■ **Passage to read**
'''

2010 Roth Conversion – Convert or Not?

May 19, 2013 - 16 minutes read

“Predictions are hard to make, especially about things that may happen in the future.”

  • Key points

o   Beginning in 2010, income limitations for Roth IRA conversions will no longer exist.

o   A conversion might not be right for everyone.

o   Helpful for all investors interested in Roth IRA conversions.

  • Beginning in 2010, the rules surrounding conversions of traditional IRA money to a Roth IRA are changing.  Before 2010, only individuals with modified adjusted gross incomes (MAGI) of $100,000 or less could convert.  However, the 2010 change eliminates the MAGI limitations, meaning most investors will be eligible to convert their traditional IRAs to Roth IRAs.
  • However, just because you can convert to a Roth IRA does not necessarily mean that you should.  As a rule, tax planners advise against paying a tax today that you can defer until a later date.  Of course, there are always exceptions to any general rule, and converting to a Roth IRA may be one of them.
  • A brief recap of the basics:

o   Traditional IRA: Money put into a traditional IRA is tax-deductible no matter how much money you make, unless you’re covered by a qualified employer-sponsored retirement plan like a 401(k), in which case you may receive a reduced deduction (or no deduction at all) for the contributions made to your IRA.

If you are covered by an employer-sponsored plan, and you are a single tax filer, a traditional IRA contribution is fully deductible for 2009 only if your MAGI is $55,000 or below (deductibility phases out between MAGI of $55,000 and $65,000).  If you are a married couple filing jointly, the ability to deduct your contribution phases out between $89,000 and $109,000 (or between $166,000 and $176,000 for the nonparticipant spouse of an active plan participant, when filing jointly).

Even though traditional IRA distributions are taxed at ordinary income tax rates, it can still make sense to contribute if you are eligible to receive an up-front deduction.  However, because long-term capital gains and qualified dividend tax rates are currently lower than ordinary income tax rates, a nondeductible contribution to a traditional IRA rarely makes sense.  In that case, there is no up-front deduction, and earnings are eventually taxed at higher ordinary income rates when withdrawn.  If you are not eligible to deduct your traditional IRA contribution and you are not eligible to contribute to a Roth IRA, then it is usually better to invest tax-efficiently so you can take advantage of lower long-term capital gains rates.

'''

■ **Written instruction 1**
Reproduce the passage of the Roth conversion article from "May 19, 2013" up to and including "to Roth IRAs." word for word.
■ **Written instruction 2**
Write out the rows word for word, from the first row up to and including the line with "alien-icon — [1198, 639, 1234, 672]".

■ **Raw data**
'''

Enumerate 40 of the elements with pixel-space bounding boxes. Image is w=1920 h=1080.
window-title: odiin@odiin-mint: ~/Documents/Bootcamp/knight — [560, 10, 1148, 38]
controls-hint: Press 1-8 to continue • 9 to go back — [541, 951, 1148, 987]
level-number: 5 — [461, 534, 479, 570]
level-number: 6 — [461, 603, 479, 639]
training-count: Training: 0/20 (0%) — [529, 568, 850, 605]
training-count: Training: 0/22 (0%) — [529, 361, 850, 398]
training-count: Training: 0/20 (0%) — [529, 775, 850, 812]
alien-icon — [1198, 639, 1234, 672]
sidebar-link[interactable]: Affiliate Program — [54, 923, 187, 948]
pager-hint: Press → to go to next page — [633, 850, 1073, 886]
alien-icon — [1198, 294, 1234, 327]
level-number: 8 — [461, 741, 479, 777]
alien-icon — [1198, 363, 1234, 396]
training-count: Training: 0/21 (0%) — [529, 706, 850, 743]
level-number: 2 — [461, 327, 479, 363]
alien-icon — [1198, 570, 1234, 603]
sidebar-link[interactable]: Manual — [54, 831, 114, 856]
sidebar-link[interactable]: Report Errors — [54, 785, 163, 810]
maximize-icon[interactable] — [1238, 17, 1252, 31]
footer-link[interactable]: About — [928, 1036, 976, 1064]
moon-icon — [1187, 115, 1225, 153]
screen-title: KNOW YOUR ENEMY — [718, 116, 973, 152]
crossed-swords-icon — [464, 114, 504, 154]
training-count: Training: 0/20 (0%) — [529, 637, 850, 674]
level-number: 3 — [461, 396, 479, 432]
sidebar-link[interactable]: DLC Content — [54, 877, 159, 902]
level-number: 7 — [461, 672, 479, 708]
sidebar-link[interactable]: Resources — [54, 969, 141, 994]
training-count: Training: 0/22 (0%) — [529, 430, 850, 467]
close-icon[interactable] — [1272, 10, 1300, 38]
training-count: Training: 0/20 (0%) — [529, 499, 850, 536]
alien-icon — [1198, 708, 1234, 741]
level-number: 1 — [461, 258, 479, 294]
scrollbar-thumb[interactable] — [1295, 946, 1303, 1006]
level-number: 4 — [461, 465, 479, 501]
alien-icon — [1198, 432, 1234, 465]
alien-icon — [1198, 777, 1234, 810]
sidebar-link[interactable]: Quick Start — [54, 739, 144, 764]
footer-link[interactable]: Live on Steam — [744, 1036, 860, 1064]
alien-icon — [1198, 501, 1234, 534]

'''

■ **Correct result 1**
May 19, 2013 - 16 minutes read

“Predictions are hard to make, especially about things that may happen in the future.”

  • Key points

o   Beginning in 2010, income limitations for Roth IRA conversions will no longer exist.

o   A conversion might not be right for everyone.

o   Helpful for all investors interested in Roth IRA conversions.

  • Beginning in 2010, the rules surrounding conversions of traditional IRA money to a Roth IRA are changing.  Before 2010, only individuals with modified adjusted gross incomes (MAGI) of $100,000 or less could convert.  However, the 2010 change eliminates the MAGI limitations, meaning most investors will be eligible to convert their traditional IRAs to Roth IRAs.

■ **Correct result 2**
Enumerate 40 of the elements with pixel-space bounding boxes. Image is w=1920 h=1080.
window-title: odiin@odiin-mint: ~/Documents/Bootcamp/knight — [560, 10, 1148, 38]
controls-hint: Press 1-8 to continue • 9 to go back — [541, 951, 1148, 987]
level-number: 5 — [461, 534, 479, 570]
level-number: 6 — [461, 603, 479, 639]
training-count: Training: 0/20 (0%) — [529, 568, 850, 605]
training-count: Training: 0/22 (0%) — [529, 361, 850, 398]
training-count: Training: 0/20 (0%) — [529, 775, 850, 812]
alien-icon — [1198, 639, 1234, 672]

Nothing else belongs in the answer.